● **REQUIRED TASK 1**:
According to the passage on school attendance, which students were entered into the draw for the smartphone?
● **REQUIRED TASK 2**:
Extend the passage on school attendance, starting after its final sentence.

● **SOURCE DOCUMENT**:
-------

However, across the country many schools are turning into battlegrounds as school leaders continually fight to improve attendance.
Relentless government pressure to reduce persistent absence rates has led to many schools becoming militant in approach, with prosecution seeming to become the go to approach – a development which in some areas has further disenfranchised large numbers of students and their families.
The most obvious route to improved school attendance – and the one to which most schools immediately turn – is that of reward schemes.
The incentives vary from school to school, but can include trips, vouchers for local shops and entertainment centres, and even entry into raffles for iPads and other enticing gadgets.
Such prizes can certainly create a buzz, and may well encourage some students to attend school more regularly – however, their use is not without problems.
For example, most of these schemes work on a long-term basis – counting attendance across a term, or even an entire academic year.
One school I recently visited had purchased a top of the range smartphone which was to be the centrepiece of their rewards scheme. It had been agreed that each student who had a 100% attendance record throughout the year would be entered into a draw to win the phone.
There was no doubt that students across the school were exceptionally excited about the prospect of winning such a glamourous prize.
But within the first couple of weeks of term, many of them – and particularly those with a history of poor attendance; in other words, the very young people the scheme was designed to support – had already missed a session, and thus were out of the game, once and for all.
Not only were they deprived of a chance to win the smartphone, they had also lost any incentive to keep their attendance high for the rest of the year.
Meanwhile, alongside the ‘carrot’ of the raffle, the school was using the ‘stick’ of immediate legal proceedings for persistent absence. Such a militant approach, devoid of support and intervention, could only exacerbate the problem.

-------

● **DATASET RECORDS**:
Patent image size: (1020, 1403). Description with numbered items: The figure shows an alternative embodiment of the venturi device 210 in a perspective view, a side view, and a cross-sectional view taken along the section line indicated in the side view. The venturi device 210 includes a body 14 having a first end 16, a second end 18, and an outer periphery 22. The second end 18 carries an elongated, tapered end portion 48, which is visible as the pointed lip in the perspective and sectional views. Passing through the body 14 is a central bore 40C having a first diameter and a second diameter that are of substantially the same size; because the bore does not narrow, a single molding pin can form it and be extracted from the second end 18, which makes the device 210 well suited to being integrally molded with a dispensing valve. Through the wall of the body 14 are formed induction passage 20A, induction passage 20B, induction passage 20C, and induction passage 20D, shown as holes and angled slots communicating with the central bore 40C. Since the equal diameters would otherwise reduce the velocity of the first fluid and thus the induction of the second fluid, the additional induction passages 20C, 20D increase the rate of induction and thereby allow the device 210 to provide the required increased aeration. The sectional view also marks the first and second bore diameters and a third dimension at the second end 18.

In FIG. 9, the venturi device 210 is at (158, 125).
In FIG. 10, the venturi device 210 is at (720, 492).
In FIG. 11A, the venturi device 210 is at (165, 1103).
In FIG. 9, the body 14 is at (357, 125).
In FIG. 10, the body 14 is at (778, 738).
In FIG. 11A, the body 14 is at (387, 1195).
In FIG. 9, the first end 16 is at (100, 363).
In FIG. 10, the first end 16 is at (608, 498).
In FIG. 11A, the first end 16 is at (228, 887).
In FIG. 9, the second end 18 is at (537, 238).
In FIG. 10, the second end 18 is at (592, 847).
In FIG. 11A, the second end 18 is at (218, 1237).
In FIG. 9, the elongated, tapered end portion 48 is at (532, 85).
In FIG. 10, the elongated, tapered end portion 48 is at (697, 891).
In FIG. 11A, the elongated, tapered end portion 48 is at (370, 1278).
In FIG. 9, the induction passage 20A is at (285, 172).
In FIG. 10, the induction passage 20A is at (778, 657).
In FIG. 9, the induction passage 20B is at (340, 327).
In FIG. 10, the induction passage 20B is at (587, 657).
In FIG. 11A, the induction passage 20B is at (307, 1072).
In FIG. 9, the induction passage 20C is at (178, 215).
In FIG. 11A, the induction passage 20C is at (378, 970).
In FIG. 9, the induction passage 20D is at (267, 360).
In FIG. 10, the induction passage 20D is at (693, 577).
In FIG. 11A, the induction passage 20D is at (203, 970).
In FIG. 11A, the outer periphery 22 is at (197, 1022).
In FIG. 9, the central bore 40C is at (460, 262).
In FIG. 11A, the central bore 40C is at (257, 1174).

-------

● **WRITTEN ANSWER 1**:
Each student with a 100% attendance record throughout the year.

● **WRITTEN ANSWER 2**:
If they are really serious about improving attendance, schools need to develop a range of strategies which strengthen students’ connection and relationship with their place of learning.
In other words, the question we need to ask is, ‘How do we get young people to want to come to school?’
In my experience, schools that are demonstrating the most success in terms of improving attendance share some or all of the following features:
The tutor’s role as the first point of contact is critical. Those 15 or so minutes of tutor time each day have the potential to be extremely valuable. A positive relationship between the tutor and student, and the tutor and students’ parents, can often prevent absence.
Relationships built upon trust, respect and care can lead to a student feeling able to confide in their tutor, and issues which could otherwise lead to school absence are dealt with immediately.
Giving tutors the time to contact parents – or better still, undertake home visits – offers further opportunity to enhance the relationship.
A school moving away from a policy of communicating with families three times per year at parents’ evenings (unless there are major concerns), to a proactive model of continual, year-long parental engagement can have a positive impact on school attendance.
In some cases a student with poor attendance will present with a number of highly complex needs or behaviours, and the tutor will just not have the time or expertise to offer the necessary interventions.
In such circumstances what do schools do? Due to budget pressures many pastoral teams have been cut, or have found themselves spending more time in the classroom supporting teachers.
However, family support workers and members of pastoral teams are often exceptionally talented at working with the most complex students – and can have a huge impact on improving attendance.
A school system which immediately highlights a student’s declining attendance, and allocates a member of staff to offer bespoke intervention and ensure that evidence of impact is documented, underpins a successful approach to pastoral care.
The most effective rewards programmes I have seen work on multiple levels. Yes, they may include end of year reward trips – but they are not solely reliant upon them. Successful schools also offer ongoing rewards and incentives, ensuring there is always something tangible that students can aim for.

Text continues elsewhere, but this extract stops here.